Required work: Each of the entries below needs to be given again exactly.

Document page text data:
++++++++

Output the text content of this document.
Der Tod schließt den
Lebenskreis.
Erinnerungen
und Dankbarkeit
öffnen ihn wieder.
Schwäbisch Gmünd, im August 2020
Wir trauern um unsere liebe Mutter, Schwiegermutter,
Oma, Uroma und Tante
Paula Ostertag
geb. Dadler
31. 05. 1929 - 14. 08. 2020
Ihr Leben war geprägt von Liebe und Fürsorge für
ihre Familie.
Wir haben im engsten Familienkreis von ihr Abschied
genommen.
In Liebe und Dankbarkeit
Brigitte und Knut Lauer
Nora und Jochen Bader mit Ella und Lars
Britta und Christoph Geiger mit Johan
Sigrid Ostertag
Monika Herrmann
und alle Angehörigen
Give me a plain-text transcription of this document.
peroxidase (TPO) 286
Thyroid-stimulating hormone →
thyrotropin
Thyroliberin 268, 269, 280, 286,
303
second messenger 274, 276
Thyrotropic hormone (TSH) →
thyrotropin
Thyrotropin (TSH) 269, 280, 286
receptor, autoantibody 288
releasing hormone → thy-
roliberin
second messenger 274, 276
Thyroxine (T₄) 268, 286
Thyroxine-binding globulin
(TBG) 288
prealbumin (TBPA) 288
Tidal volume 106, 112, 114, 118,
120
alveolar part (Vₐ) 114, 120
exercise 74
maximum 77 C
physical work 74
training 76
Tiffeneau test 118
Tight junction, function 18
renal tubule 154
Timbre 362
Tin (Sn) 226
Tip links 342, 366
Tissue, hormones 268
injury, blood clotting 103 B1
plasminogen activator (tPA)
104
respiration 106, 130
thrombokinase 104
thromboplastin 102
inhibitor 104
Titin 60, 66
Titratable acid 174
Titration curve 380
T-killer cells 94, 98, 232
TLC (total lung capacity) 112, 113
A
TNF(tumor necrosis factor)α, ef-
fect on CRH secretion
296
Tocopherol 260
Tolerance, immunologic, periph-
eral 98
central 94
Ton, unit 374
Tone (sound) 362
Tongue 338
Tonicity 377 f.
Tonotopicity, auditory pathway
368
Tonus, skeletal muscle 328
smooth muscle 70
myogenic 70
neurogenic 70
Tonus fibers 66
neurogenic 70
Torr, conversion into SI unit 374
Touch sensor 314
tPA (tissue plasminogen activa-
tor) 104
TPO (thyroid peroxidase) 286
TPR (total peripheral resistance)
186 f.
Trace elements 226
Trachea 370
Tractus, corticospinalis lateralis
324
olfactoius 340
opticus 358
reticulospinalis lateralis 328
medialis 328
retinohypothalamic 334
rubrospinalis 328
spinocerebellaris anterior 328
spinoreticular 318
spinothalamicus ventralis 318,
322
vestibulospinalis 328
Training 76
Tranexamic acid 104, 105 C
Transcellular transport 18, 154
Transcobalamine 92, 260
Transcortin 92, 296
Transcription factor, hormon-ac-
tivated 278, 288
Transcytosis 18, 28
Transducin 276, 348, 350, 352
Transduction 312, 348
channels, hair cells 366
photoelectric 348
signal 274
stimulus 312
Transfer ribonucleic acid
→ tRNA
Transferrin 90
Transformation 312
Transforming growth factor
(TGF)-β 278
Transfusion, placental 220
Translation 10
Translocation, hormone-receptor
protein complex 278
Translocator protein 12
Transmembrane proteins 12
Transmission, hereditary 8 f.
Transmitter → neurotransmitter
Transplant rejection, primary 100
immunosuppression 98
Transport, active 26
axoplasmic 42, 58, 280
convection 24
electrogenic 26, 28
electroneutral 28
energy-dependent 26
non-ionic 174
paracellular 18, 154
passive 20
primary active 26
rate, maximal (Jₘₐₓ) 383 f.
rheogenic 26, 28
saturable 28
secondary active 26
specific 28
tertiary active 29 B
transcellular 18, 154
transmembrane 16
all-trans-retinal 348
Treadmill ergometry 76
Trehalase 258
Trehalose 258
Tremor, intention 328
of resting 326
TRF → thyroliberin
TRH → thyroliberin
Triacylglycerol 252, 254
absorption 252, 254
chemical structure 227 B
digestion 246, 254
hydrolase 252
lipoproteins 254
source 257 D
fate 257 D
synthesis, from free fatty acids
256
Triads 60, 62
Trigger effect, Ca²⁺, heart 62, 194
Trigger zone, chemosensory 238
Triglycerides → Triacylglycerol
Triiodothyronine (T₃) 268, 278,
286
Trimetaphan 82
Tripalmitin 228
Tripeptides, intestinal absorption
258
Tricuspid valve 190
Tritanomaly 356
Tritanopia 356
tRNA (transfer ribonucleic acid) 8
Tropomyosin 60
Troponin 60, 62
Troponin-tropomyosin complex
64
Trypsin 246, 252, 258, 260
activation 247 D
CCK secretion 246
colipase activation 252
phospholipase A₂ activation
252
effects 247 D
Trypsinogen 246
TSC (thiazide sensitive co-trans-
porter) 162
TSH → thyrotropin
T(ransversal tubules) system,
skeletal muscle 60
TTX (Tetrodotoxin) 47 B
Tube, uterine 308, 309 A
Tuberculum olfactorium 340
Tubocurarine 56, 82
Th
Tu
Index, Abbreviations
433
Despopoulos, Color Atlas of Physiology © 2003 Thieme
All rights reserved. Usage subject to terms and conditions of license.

++++++++

Exercise output:
Output the text content of this document.
Der Tod schließt den
Lebenskreis.
Erinnerungen
und Dankbarkeit
öffnen ihn wieder.
Schwäbisch Gmünd, im August 2020
Wir trauern um unsere liebe Mutter, Schwiegermutter,
Oma, Uroma und Tante
Paula Ostertag
geb. Dadler
31. 05. 1929 - 14. 08. 2020
Ihr Leben war geprägt von Liebe und Fürsorge für
ihre Familie.
Wir haben im engsten Familienkreis von ihr Abschied
genommen.
In Liebe und Dankbarkeit
Brigitte und Knut Lauer
Nora und Jochen Bader mit Ella und Lars
Britta und Christoph Geiger mit Johan
Sigrid Ostertag
Monika Herrmann
und alle Angehörigen
Give me a plain-text transcription of this document.
peroxidase (TPO) 286
Thyroid-stimulating hormone →
thyrotropin
Thyroliberin 268, 269, 280, 286,
303
second messenger 274, 276
Thyrotropic hormone (TSH) →
thyrotropin
Thyrotropin (TSH) 269, 280, 286
receptor, autoantibody 288
releasing hormone → thy-
roliberin
second messenger 274, 276
Thyroxine (T₄) 268, 286
Thyroxine-binding globulin
(TBG) 288
prealbumin (TBPA) 288
Tidal volume 106, 112, 114, 118,
120
alveolar part (Vₐ) 114, 120
exercise 74
maximum 77 C
physical work 74
training 76
Tiffeneau test 118
Tight junction, function 18
renal tubule 154
Timbre 362
Tin (Sn) 226
Tip links 342, 366
Tissue, hormones 268
injury, blood clotting 103 B1
plasminogen activator (tPA)
104
respiration 106, 130
thrombokinase 104
thromboplastin 102
inhibitor 104
Titin 60, 66
Titratable acid 174
Titration curve 380
T-killer cells 94, 98, 232
TLC (total lung capacity) 112, 113
A
TNF(tumor necrosis factor)α, ef-
fect on CRH secretion
296
Tocopherol 260
Tolerance, immunologic, periph-
eral 98
central 94
Ton, unit 374
Tone (sound) 362
Tongue 338
Tonicity 377 f.
Tonotopicity, auditory pathway
368
Tonus, skeletal muscle 328
smooth muscle 70
myogenic 70
neurogenic 70
Tonus fibers 66
neurogenic 70
Torr, conversion into SI unit 374
Touch sensor 314
tPA (tissue plasminogen activa-
tor) 104
TPO (thyroid peroxidase) 286
TPR (total peripheral resistance)
186 f.
Trace elements 226
Trachea 370
Tractus, corticospinalis lateralis
324
olfactoius 340
opticus 358
reticulospinalis lateralis 328
medialis 328
retinohypothalamic 334
rubrospinalis 328
spinocerebellaris anterior 328
spinoreticular 318
spinothalamicus ventralis 318,
322
vestibulospinalis 328
Training 76
Tranexamic acid 104, 105 C
Transcellular transport 18, 154
Transcobalamine 92, 260
Transcortin 92, 296
Transcription factor, hormon-ac-
tivated 278, 288
Transcytosis 18, 28
Transducin 276, 348, 350, 352
Transduction 312, 348
channels, hair cells 366
photoelectric 348
signal 274
stimulus 312
Transfer ribonucleic acid
→ tRNA
Transferrin 90
Transformation 312
Transforming growth factor
(TGF)-β 278
Transfusion, placental 220
Translation 10
Translocation, hormone-receptor
protein complex 278
Translocator protein 12
Transmembrane proteins 12
Transmission, hereditary 8 f.
Transmitter → neurotransmitter
Transplant rejection, primary 100
immunosuppression 98
Transport, active 26
axoplasmic 42, 58, 280
convection 24
electrogenic 26, 28
electroneutral 28
energy-dependent 26
non-ionic 174
paracellular 18, 154
passive 20
primary active 26
rate, maximal (Jₘₐₓ) 383 f.
rheogenic 26, 28
saturable 28
secondary active 26
specific 28
tertiary active 29 B
transcellular 18, 154
transmembrane 16
all-trans-retinal 348
Treadmill ergometry 76
Trehalase 258
Trehalose 258
Tremor, intention 328
of resting 326
TRF → thyroliberin
TRH → thyroliberin
Triacylglycerol 252, 254
absorption 252, 254
chemical structure 227 B
digestion 246, 254
hydrolase 252
lipoproteins 254
source 257 D
fate 257 D
synthesis, from free fatty acids
256
Triads 60, 62
Trigger effect, Ca²⁺, heart 62, 194
Trigger zone, chemosensory 238
Triglycerides → Triacylglycerol
Triiodothyronine (T₃) 268, 278,
286
Trimetaphan 82
Tripalmitin 228
Tripeptides, intestinal absorption
258
Tricuspid valve 190
Tritanomaly 356
Tritanopia 356
tRNA (transfer ribonucleic acid) 8
Tropomyosin 60
Troponin 60, 62
Troponin-tropomyosin complex
64
Trypsin 246, 252, 258, 260
activation 247 D
CCK secretion 246
colipase activation 252
phospholipase A₂ activation
252
effects 247 D
Trypsinogen 246
TSC (thiazide sensitive co-trans-
porter) 162
TSH → thyrotropin
T(ransversal tubules) system,
skeletal muscle 60
TTX (Tetrodotoxin) 47 B
Tube, uterine 308, 309 A
Tuberculum olfactorium 340
Tubocurarine 56, 82
Th
Tu
Index, Abbreviations
433
Despopoulos, Color Atlas of Physiology © 2003 Thieme
All rights reserved. Usage subject to terms and conditions of license.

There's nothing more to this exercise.